Element and coordinate records
========
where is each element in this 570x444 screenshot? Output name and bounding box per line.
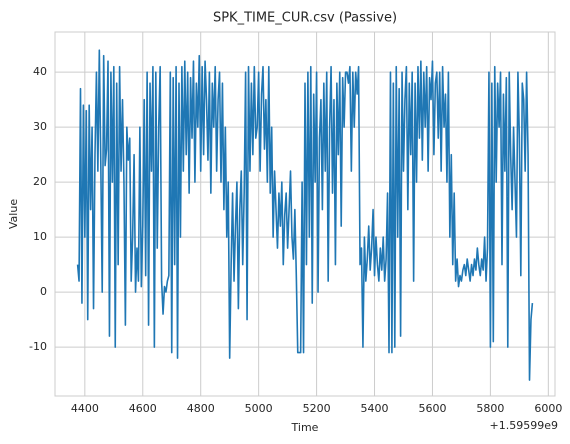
y-axis-label: Value (7, 199, 20, 229)
x-tick-label: 5600 (418, 402, 446, 415)
y-tick-label: 10 (33, 230, 47, 243)
x-axis-label: Time (291, 421, 319, 434)
x-tick-label: 5000 (245, 402, 273, 415)
y-tick-label: 20 (33, 175, 47, 188)
x-tick-label: 6000 (534, 402, 562, 415)
y-tick-label: 0 (40, 285, 47, 298)
y-tick-label: 30 (33, 120, 47, 133)
chart-title: SPK_TIME_CUR.csv (Passive) (213, 11, 397, 26)
plot (76, 49, 534, 381)
x-tick-label: 4400 (71, 402, 99, 415)
x-tick-label: 4800 (187, 402, 215, 415)
axes-frame (54, 31, 556, 397)
x-tick-label: 5400 (361, 402, 389, 415)
x-tick-label: 5800 (476, 402, 504, 415)
x-tick-label: 4600 (129, 402, 157, 415)
x-offset-label: +1.59599e9 (490, 419, 558, 432)
y-tick-label: -10 (29, 340, 47, 353)
y-tick-label: 40 (33, 65, 47, 78)
data-line (76, 49, 534, 381)
x-tick-label: 5200 (303, 402, 331, 415)
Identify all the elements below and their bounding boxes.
========
Reproduce every line of the records verbatim, omitting the pictures from your answer.

where is each element in this 570x444 screenshot? Output name and bounding box per line.
y-axis-label: Value (7, 199, 20, 229)
x-tick-label: 5600 (418, 402, 446, 415)
y-tick-label: 10 (33, 230, 47, 243)
x-axis-label: Time (291, 421, 319, 434)
x-tick-label: 5000 (245, 402, 273, 415)
y-tick-label: 20 (33, 175, 47, 188)
x-tick-label: 6000 (534, 402, 562, 415)
y-tick-label: 0 (40, 285, 47, 298)
y-tick-label: 30 (33, 120, 47, 133)
chart-title: SPK_TIME_CUR.csv (Passive) (213, 11, 397, 26)
plot (76, 49, 534, 381)
x-tick-label: 4400 (71, 402, 99, 415)
x-tick-label: 4800 (187, 402, 215, 415)
axes-frame (54, 31, 556, 397)
x-tick-label: 5400 (361, 402, 389, 415)
x-tick-label: 5800 (476, 402, 504, 415)
x-tick-label: 4600 (129, 402, 157, 415)
x-offset-label: +1.59599e9 (490, 419, 558, 432)
y-tick-label: -10 (29, 340, 47, 353)
y-tick-label: 40 (33, 65, 47, 78)
data-line (76, 49, 534, 381)
x-tick-label: 5200 (303, 402, 331, 415)
Identify all the elements below and their bounding boxes.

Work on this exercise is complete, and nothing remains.